The records below are to be copied word for word, with every picture left out.

### Provided records
|---|

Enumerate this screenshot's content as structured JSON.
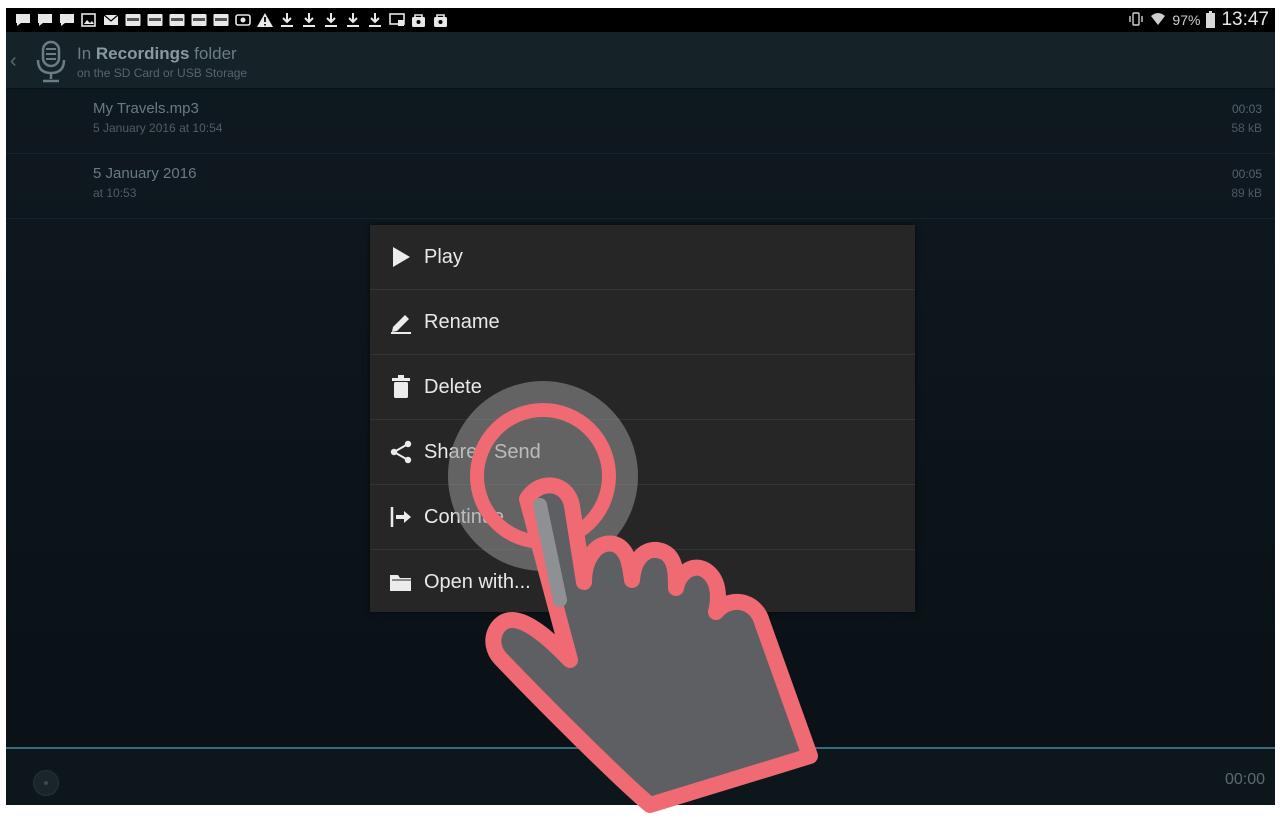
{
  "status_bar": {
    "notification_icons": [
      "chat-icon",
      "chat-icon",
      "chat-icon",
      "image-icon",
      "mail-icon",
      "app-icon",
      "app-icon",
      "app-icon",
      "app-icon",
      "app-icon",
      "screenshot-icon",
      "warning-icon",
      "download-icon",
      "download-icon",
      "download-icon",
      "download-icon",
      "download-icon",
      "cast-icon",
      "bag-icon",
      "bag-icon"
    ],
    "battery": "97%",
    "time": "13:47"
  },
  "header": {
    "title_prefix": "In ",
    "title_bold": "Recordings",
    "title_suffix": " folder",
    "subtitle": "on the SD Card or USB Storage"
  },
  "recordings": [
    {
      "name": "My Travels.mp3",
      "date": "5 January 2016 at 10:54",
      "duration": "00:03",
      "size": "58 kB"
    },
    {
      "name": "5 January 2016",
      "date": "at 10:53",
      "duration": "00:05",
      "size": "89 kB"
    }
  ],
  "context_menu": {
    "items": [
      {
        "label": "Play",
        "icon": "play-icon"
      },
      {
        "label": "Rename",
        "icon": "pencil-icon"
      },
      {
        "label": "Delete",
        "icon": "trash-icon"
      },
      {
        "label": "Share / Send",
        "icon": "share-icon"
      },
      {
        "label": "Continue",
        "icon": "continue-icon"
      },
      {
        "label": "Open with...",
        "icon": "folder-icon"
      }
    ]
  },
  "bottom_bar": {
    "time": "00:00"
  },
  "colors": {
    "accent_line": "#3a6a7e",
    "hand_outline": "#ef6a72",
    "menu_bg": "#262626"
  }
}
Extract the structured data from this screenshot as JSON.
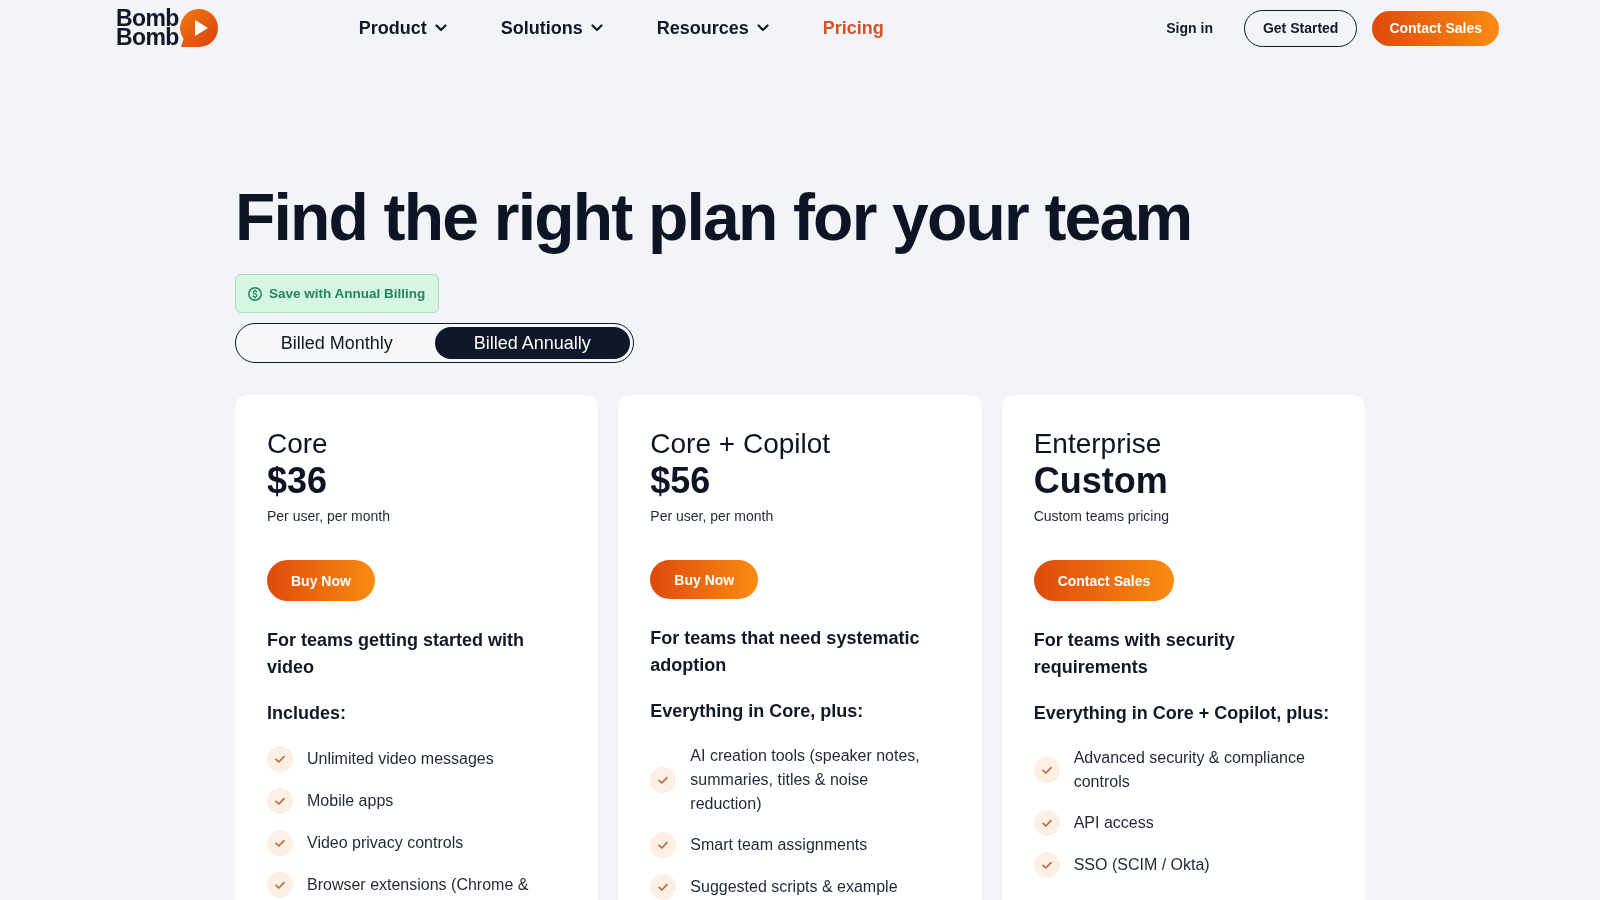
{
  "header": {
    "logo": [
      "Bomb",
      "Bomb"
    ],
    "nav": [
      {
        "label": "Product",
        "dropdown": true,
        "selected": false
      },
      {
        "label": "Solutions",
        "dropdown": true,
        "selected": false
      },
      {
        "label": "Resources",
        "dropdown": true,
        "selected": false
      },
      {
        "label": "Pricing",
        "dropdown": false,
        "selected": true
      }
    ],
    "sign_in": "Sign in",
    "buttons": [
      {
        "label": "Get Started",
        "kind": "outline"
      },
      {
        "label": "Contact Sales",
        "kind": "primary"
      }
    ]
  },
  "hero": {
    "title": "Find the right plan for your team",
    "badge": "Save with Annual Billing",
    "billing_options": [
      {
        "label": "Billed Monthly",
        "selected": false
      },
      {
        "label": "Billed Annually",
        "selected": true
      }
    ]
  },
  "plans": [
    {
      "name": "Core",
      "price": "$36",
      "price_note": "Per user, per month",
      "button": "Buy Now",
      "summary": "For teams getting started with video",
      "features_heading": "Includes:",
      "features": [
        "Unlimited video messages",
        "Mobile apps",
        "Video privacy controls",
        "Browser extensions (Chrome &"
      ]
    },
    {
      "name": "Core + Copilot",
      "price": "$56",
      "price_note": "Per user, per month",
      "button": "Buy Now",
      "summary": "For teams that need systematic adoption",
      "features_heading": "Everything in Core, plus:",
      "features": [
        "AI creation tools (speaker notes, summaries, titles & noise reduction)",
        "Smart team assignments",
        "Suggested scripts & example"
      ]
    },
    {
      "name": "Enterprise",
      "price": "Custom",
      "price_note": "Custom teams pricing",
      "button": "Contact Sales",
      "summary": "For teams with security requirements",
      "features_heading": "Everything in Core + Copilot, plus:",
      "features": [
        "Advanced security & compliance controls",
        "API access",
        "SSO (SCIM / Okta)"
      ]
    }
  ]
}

|---|

### Output of the task
Enumerate this screenshot's content as structured JSON.
{
  "status_bar": {
    "notification_icons": [
      "chat-icon",
      "chat-icon",
      "chat-icon",
      "image-icon",
      "mail-icon",
      "app-icon",
      "app-icon",
      "app-icon",
      "app-icon",
      "app-icon",
      "screenshot-icon",
      "warning-icon",
      "download-icon",
      "download-icon",
      "download-icon",
      "download-icon",
      "download-icon",
      "cast-icon",
      "bag-icon",
      "bag-icon"
    ],
    "battery": "97%",
    "time": "13:47"
  },
  "header": {
    "title_prefix": "In ",
    "title_bold": "Recordings",
    "title_suffix": " folder",
    "subtitle": "on the SD Card or USB Storage"
  },
  "recordings": [
    {
      "name": "My Travels.mp3",
      "date": "5 January 2016 at 10:54",
      "duration": "00:03",
      "size": "58 kB"
    },
    {
      "name": "5 January 2016",
      "date": "at 10:53",
      "duration": "00:05",
      "size": "89 kB"
    }
  ],
  "context_menu": {
    "items": [
      {
        "label": "Play",
        "icon": "play-icon"
      },
      {
        "label": "Rename",
        "icon": "pencil-icon"
      },
      {
        "label": "Delete",
        "icon": "trash-icon"
      },
      {
        "label": "Share / Send",
        "icon": "share-icon"
      },
      {
        "label": "Continue",
        "icon": "continue-icon"
      },
      {
        "label": "Open with...",
        "icon": "folder-icon"
      }
    ]
  },
  "bottom_bar": {
    "time": "00:00"
  },
  "colors": {
    "accent_line": "#3a6a7e",
    "hand_outline": "#ef6a72",
    "menu_bg": "#262626"
  }
}
Extract the structured data from this screenshot as JSON.
{
  "header": {
    "logo": [
      "Bomb",
      "Bomb"
    ],
    "nav": [
      {
        "label": "Product",
        "dropdown": true,
        "selected": false
      },
      {
        "label": "Solutions",
        "dropdown": true,
        "selected": false
      },
      {
        "label": "Resources",
        "dropdown": true,
        "selected": false
      },
      {
        "label": "Pricing",
        "dropdown": false,
        "selected": true
      }
    ],
    "sign_in": "Sign in",
    "buttons": [
      {
        "label": "Get Started",
        "kind": "outline"
      },
      {
        "label": "Contact Sales",
        "kind": "primary"
      }
    ]
  },
  "hero": {
    "title": "Find the right plan for your team",
    "badge": "Save with Annual Billing",
    "billing_options": [
      {
        "label": "Billed Monthly",
        "selected": false
      },
      {
        "label": "Billed Annually",
        "selected": true
      }
    ]
  },
  "plans": [
    {
      "name": "Core",
      "price": "$36",
      "price_note": "Per user, per month",
      "button": "Buy Now",
      "summary": "For teams getting started with video",
      "features_heading": "Includes:",
      "features": [
        "Unlimited video messages",
        "Mobile apps",
        "Video privacy controls",
        "Browser extensions (Chrome &"
      ]
    },
    {
      "name": "Core + Copilot",
      "price": "$56",
      "price_note": "Per user, per month",
      "button": "Buy Now",
      "summary": "For teams that need systematic adoption",
      "features_heading": "Everything in Core, plus:",
      "features": [
        "AI creation tools (speaker notes, summaries, titles & noise reduction)",
        "Smart team assignments",
        "Suggested scripts & example"
      ]
    },
    {
      "name": "Enterprise",
      "price": "Custom",
      "price_note": "Custom teams pricing",
      "button": "Contact Sales",
      "summary": "For teams with security requirements",
      "features_heading": "Everything in Core + Copilot, plus:",
      "features": [
        "Advanced security & compliance controls",
        "API access",
        "SSO (SCIM / Okta)"
      ]
    }
  ]
}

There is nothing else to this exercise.